-- Begin INFORMATION PROVIDED --

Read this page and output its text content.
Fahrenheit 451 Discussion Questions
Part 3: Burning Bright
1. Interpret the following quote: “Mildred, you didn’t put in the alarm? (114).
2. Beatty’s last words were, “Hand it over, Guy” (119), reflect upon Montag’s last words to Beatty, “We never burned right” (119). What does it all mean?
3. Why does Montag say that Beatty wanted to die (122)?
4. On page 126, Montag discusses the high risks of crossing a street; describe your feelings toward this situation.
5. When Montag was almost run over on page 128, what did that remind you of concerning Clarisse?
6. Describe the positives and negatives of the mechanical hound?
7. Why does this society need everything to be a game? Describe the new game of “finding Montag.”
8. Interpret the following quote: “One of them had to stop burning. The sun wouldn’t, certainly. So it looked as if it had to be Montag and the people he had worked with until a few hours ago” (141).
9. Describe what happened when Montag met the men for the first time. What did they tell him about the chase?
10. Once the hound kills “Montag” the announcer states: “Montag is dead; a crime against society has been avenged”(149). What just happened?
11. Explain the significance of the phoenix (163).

-- End INFORMATION PROVIDED --

- **GIVEN REQUEST**: Your task is to print all of the records exactly.

- **WRITTEN RESPONSE**:
Read this page and output its text content.
Fahrenheit 451 Discussion Questions
Part 3: Burning Bright
1. Interpret the following quote: “Mildred, you didn’t put in the alarm? (114).
2. Beatty’s last words were, “Hand it over, Guy” (119), reflect upon Montag’s last words to Beatty, “We never burned right” (119). What does it all mean?
3. Why does Montag say that Beatty wanted to die (122)?
4. On page 126, Montag discusses the high risks of crossing a street; describe your feelings toward this situation.
5. When Montag was almost run over on page 128, what did that remind you of concerning Clarisse?
6. Describe the positives and negatives of the mechanical hound?
7. Why does this society need everything to be a game? Describe the new game of “finding Montag.”
8. Interpret the following quote: “One of them had to stop burning. The sun wouldn’t, certainly. So it looked as if it had to be Montag and the people he had worked with until a few hours ago” (141).
9. Describe what happened when Montag met the men for the first time. What did they tell him about the chase?
10. Once the hound kills “Montag” the announcer states: “Montag is dead; a crime against society has been avenged”(149). What just happened?
11. Explain the significance of the phoenix (163).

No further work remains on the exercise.